"""

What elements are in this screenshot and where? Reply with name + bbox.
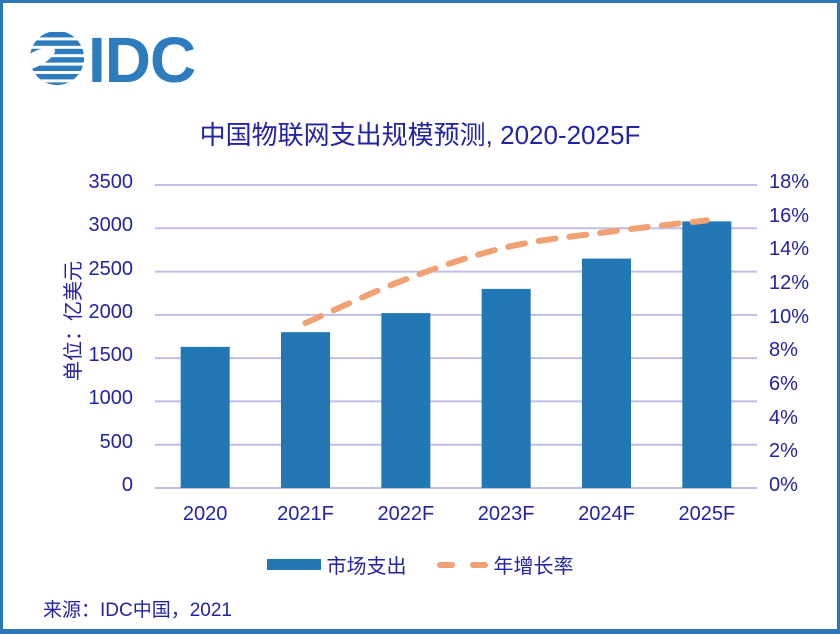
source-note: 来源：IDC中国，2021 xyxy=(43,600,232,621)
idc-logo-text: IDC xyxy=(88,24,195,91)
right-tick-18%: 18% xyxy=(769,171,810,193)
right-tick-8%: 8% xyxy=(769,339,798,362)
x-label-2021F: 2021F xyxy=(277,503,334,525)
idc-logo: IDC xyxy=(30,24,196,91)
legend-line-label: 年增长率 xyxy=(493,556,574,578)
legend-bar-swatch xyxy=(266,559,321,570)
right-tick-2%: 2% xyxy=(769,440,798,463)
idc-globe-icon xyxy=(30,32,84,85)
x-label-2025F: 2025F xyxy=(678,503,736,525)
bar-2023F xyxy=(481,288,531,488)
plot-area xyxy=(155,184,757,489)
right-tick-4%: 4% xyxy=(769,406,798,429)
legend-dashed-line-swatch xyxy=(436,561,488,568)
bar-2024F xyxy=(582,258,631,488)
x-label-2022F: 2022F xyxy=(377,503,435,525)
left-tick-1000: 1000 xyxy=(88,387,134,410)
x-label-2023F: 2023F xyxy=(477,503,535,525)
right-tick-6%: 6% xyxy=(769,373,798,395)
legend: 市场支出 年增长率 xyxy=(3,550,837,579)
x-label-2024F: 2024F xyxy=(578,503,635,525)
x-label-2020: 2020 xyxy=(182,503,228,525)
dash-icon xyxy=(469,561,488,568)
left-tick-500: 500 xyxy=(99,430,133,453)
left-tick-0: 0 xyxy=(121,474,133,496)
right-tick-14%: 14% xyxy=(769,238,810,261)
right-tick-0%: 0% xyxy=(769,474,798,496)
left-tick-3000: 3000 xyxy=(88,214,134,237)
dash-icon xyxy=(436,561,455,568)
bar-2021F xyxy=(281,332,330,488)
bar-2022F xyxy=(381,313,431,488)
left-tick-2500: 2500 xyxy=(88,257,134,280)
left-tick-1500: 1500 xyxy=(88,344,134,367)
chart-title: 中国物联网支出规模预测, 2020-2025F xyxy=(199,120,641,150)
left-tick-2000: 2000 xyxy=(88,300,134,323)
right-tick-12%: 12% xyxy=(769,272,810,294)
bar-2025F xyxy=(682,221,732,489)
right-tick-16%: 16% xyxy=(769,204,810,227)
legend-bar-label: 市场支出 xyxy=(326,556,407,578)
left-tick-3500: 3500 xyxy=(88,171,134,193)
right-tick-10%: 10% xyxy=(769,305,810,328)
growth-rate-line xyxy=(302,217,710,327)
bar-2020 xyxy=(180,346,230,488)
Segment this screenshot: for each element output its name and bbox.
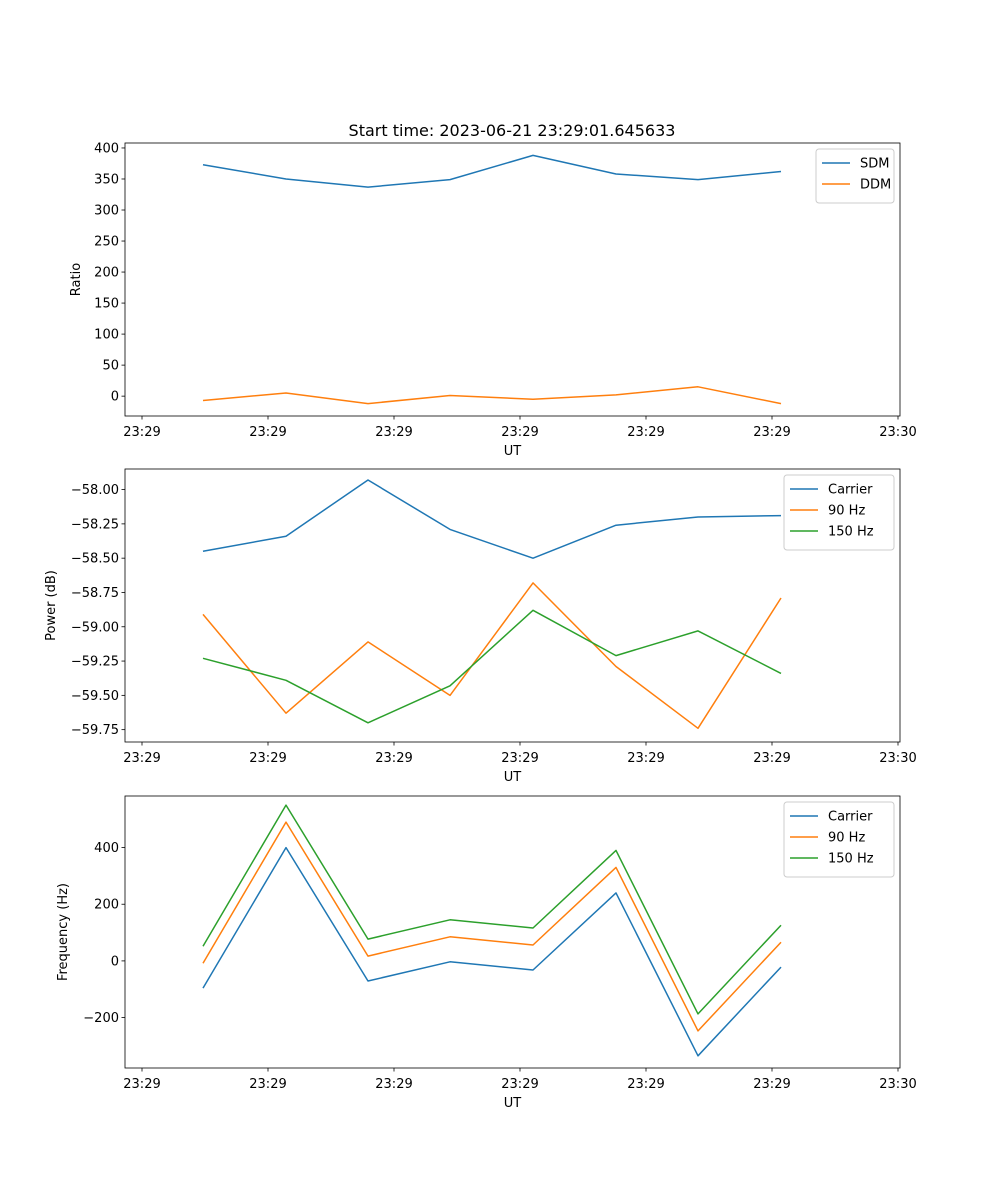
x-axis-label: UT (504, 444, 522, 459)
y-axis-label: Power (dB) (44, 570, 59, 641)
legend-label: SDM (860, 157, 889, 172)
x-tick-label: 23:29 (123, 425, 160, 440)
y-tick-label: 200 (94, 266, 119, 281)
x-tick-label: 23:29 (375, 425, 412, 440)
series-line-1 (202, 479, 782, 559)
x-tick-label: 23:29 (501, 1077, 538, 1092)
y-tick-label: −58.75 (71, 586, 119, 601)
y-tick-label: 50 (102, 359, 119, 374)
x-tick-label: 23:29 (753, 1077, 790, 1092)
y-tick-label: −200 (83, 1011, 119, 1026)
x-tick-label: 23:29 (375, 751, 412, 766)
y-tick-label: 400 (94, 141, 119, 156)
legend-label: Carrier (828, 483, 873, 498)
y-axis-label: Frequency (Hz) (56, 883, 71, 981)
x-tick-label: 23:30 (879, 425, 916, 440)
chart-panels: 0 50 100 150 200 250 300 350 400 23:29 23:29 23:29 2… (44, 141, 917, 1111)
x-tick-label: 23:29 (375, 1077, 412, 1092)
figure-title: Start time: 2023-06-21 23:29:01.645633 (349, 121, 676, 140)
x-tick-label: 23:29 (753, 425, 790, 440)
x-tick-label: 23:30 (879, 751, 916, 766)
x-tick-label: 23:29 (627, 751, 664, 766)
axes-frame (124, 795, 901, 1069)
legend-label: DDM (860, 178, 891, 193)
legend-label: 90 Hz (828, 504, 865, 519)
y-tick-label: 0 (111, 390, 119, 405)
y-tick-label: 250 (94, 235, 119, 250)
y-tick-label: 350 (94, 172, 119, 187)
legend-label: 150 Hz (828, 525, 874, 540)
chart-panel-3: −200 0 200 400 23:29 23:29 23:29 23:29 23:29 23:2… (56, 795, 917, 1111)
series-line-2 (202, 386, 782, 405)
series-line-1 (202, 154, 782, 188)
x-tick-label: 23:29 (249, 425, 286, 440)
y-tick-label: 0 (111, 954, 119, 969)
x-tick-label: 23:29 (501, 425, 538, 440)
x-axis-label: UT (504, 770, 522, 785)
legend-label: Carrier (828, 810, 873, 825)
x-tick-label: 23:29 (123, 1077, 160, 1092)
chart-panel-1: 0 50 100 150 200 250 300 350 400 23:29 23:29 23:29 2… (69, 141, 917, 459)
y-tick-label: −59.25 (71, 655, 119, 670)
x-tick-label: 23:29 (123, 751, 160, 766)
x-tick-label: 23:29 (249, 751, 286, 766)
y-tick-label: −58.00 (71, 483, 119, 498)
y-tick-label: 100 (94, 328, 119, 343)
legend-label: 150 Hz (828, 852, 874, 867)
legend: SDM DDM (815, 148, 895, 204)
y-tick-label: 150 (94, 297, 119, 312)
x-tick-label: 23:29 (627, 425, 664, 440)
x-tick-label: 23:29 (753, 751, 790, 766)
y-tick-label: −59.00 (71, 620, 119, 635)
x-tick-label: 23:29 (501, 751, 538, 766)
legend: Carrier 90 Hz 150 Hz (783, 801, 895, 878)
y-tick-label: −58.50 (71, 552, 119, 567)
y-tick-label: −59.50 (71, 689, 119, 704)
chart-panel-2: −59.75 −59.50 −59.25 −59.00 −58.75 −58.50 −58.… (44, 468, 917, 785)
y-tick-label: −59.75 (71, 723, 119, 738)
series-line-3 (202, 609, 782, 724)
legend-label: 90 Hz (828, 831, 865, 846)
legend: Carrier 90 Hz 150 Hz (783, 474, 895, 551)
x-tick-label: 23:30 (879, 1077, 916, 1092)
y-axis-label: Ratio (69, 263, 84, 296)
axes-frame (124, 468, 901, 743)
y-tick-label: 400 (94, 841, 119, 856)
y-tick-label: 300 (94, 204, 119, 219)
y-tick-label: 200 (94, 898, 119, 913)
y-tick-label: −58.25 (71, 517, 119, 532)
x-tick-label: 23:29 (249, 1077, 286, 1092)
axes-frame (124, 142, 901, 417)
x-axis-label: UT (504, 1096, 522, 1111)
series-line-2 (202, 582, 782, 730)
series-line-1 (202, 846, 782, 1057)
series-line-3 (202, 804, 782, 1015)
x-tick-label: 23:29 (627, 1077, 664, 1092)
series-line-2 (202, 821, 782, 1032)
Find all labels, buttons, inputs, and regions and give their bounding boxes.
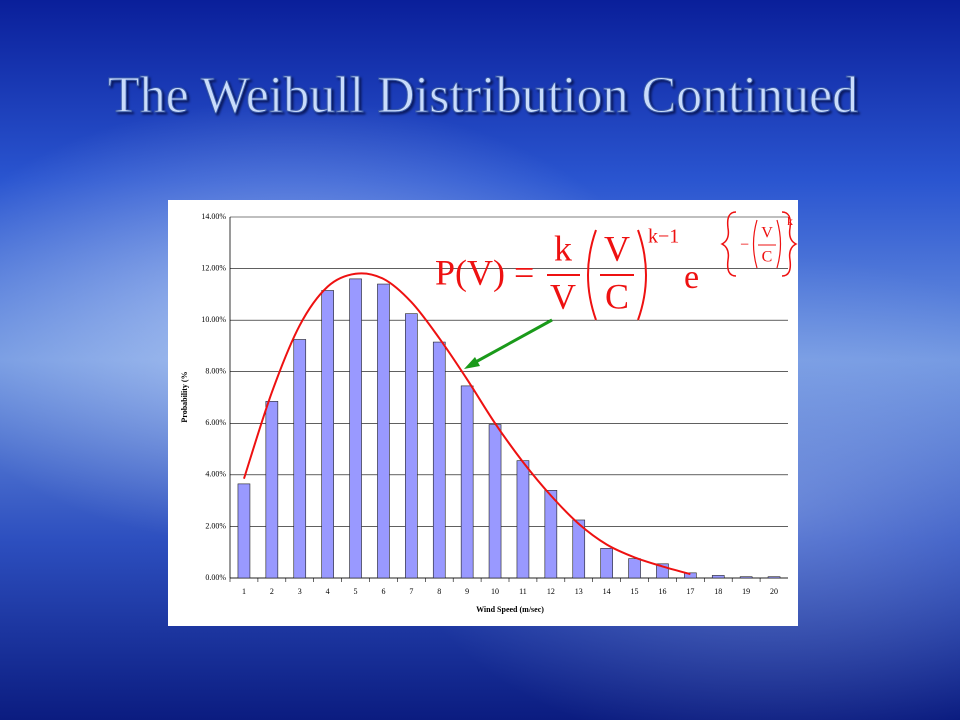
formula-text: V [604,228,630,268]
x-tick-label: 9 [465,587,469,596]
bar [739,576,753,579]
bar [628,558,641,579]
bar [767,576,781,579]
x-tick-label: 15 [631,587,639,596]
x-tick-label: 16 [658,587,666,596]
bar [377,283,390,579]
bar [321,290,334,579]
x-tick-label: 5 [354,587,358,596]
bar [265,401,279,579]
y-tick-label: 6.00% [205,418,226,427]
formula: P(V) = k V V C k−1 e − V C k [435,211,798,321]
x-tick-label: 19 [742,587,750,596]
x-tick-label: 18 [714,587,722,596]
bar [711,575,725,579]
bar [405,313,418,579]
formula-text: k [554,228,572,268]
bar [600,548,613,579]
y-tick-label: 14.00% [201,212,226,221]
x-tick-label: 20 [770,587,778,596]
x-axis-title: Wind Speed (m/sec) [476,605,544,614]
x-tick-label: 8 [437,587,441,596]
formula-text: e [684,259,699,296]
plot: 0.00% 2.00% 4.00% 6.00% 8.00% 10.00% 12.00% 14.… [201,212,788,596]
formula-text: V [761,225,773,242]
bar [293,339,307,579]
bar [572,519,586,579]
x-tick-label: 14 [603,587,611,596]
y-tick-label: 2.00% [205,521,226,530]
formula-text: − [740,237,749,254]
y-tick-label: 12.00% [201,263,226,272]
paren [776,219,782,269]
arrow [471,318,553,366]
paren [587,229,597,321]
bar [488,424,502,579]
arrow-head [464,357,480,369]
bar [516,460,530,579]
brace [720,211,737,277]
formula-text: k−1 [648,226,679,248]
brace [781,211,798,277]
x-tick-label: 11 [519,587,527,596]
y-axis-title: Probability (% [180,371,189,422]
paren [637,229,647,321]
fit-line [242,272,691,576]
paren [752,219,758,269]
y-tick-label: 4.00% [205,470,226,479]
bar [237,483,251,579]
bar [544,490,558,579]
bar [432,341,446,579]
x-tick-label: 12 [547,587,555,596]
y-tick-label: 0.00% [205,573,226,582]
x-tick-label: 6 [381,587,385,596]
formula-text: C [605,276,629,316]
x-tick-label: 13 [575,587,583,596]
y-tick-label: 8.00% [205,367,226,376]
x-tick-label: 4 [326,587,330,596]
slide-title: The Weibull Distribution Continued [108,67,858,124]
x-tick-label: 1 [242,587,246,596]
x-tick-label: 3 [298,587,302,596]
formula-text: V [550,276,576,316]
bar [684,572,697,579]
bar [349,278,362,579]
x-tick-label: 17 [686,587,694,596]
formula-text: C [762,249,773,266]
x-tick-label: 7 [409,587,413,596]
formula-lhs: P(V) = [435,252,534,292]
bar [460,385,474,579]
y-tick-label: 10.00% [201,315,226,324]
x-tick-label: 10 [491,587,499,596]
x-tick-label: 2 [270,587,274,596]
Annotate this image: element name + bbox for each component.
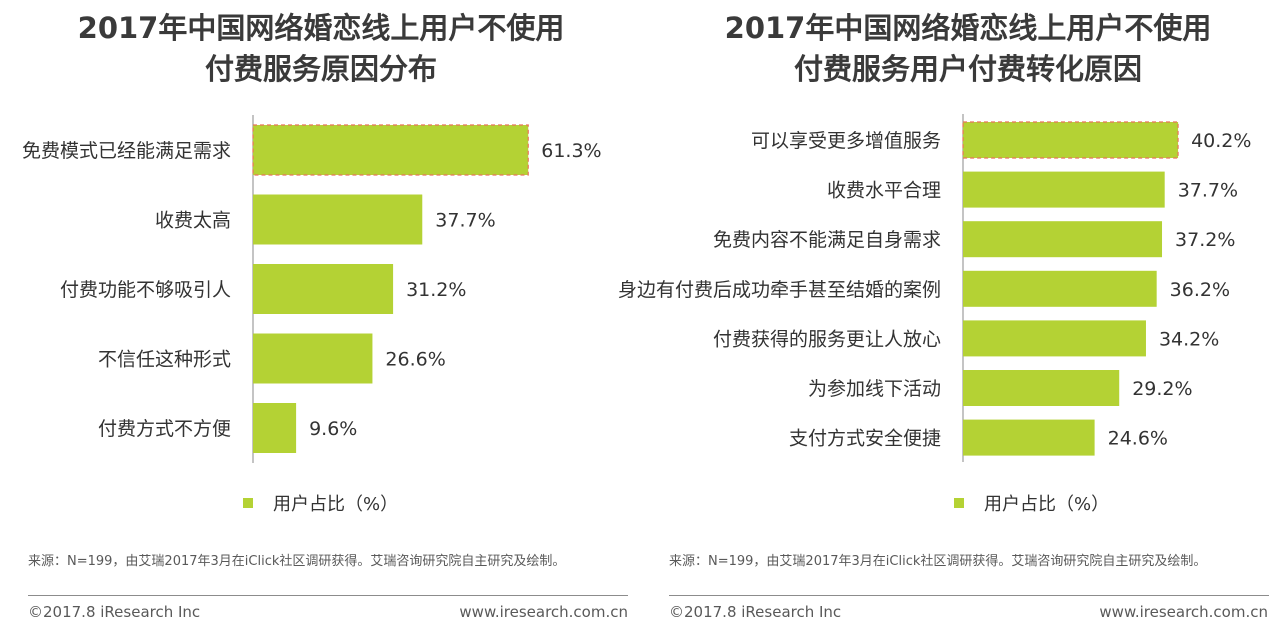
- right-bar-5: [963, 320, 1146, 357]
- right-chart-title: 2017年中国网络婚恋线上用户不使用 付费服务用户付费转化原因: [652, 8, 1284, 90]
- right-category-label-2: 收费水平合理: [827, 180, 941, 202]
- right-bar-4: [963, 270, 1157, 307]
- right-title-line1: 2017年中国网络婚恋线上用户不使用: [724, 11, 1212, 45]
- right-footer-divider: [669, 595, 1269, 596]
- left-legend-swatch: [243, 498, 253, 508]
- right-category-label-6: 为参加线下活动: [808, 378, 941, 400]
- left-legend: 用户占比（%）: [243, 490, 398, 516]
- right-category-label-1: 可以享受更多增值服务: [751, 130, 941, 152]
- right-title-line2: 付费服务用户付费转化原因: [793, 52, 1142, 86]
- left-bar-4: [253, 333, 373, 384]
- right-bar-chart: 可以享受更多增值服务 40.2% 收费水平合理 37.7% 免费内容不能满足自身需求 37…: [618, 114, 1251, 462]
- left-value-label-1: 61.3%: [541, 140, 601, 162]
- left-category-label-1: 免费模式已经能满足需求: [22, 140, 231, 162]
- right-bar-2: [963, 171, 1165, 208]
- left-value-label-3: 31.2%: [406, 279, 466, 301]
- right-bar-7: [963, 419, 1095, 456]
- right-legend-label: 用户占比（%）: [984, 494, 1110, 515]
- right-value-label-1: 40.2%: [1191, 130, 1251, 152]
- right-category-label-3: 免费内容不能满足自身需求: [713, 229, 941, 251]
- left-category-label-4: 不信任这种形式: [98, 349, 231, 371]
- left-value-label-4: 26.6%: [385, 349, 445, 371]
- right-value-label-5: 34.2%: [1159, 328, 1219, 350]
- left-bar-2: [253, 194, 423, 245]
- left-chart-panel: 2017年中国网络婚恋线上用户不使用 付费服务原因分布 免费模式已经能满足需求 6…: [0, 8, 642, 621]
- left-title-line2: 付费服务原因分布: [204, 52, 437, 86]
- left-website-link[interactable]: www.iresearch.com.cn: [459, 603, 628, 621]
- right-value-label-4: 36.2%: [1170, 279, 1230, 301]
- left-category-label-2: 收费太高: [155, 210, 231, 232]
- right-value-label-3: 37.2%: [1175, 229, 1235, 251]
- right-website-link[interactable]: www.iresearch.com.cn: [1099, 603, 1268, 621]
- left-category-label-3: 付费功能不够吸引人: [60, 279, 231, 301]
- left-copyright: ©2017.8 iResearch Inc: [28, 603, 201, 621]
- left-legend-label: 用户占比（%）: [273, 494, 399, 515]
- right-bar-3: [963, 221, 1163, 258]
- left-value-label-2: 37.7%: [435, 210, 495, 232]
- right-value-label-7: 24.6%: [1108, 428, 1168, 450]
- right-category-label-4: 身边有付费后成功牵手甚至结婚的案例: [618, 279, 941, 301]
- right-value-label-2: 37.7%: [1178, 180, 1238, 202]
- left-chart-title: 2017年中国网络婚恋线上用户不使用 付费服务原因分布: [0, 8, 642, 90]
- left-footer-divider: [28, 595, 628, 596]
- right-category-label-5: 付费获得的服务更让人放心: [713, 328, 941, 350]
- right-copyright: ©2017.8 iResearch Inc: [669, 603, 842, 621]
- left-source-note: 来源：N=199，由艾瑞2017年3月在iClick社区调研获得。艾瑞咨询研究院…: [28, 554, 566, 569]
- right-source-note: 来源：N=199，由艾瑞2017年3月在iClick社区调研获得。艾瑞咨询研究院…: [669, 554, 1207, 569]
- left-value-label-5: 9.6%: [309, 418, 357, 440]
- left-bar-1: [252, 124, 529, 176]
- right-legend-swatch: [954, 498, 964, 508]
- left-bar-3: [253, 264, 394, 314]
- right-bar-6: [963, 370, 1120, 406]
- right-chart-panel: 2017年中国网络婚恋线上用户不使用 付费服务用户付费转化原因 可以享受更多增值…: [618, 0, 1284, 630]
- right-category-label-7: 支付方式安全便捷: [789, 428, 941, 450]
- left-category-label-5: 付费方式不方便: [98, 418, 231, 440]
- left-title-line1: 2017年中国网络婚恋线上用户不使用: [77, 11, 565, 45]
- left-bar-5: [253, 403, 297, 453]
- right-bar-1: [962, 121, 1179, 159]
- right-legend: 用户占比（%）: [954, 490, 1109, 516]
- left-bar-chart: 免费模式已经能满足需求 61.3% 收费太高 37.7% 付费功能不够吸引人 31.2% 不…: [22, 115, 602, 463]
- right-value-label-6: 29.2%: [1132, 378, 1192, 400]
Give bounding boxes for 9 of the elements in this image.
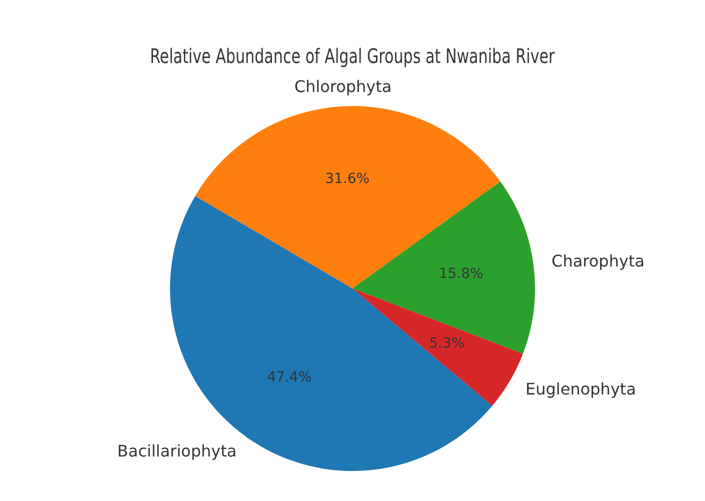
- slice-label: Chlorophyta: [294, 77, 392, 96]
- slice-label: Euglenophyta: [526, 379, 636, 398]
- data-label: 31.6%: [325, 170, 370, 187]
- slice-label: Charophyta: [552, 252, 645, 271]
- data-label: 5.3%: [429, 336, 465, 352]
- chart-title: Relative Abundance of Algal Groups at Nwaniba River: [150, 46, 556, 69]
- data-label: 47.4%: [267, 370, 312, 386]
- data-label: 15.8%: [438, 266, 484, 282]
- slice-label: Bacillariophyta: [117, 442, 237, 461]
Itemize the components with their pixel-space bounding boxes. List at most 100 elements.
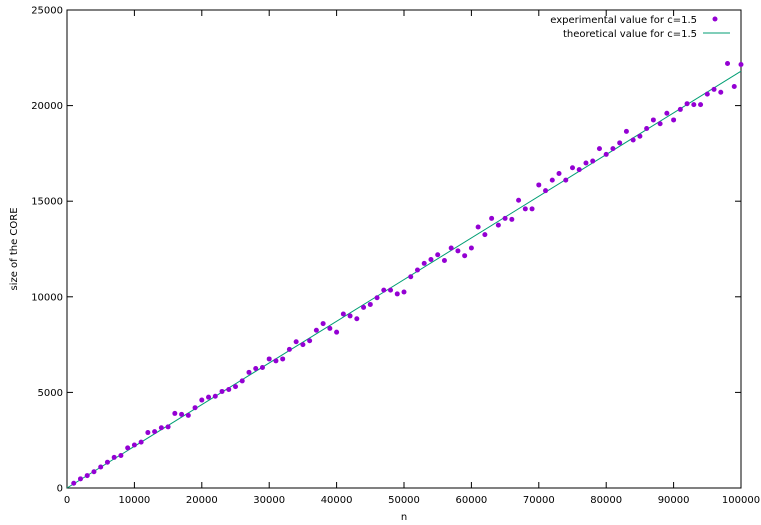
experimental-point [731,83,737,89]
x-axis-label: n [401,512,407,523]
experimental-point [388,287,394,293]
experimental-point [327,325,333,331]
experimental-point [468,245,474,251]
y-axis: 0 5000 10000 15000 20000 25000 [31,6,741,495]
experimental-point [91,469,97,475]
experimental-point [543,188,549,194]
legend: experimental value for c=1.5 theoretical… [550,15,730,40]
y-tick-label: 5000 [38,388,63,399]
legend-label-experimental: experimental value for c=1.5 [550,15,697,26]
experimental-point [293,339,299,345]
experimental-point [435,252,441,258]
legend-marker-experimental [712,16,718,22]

"""

__Given request__
Return, unchanged, the lines between the one holding "x-axis-label: UT (504, 444, 522, 459)" and the one holding "x-tick-label: 23:29 (375, 425, 412, 440)", both included.

__Task output__
x-axis-label: UT (504, 444, 522, 459)
y-axis-label: Power (dB) (44, 570, 59, 641)
legend-label: SDM (860, 157, 889, 172)
x-tick-label: 23:29 (123, 425, 160, 440)
y-tick-label: 200 (94, 266, 119, 281)
x-tick-label: 23:29 (375, 425, 412, 440)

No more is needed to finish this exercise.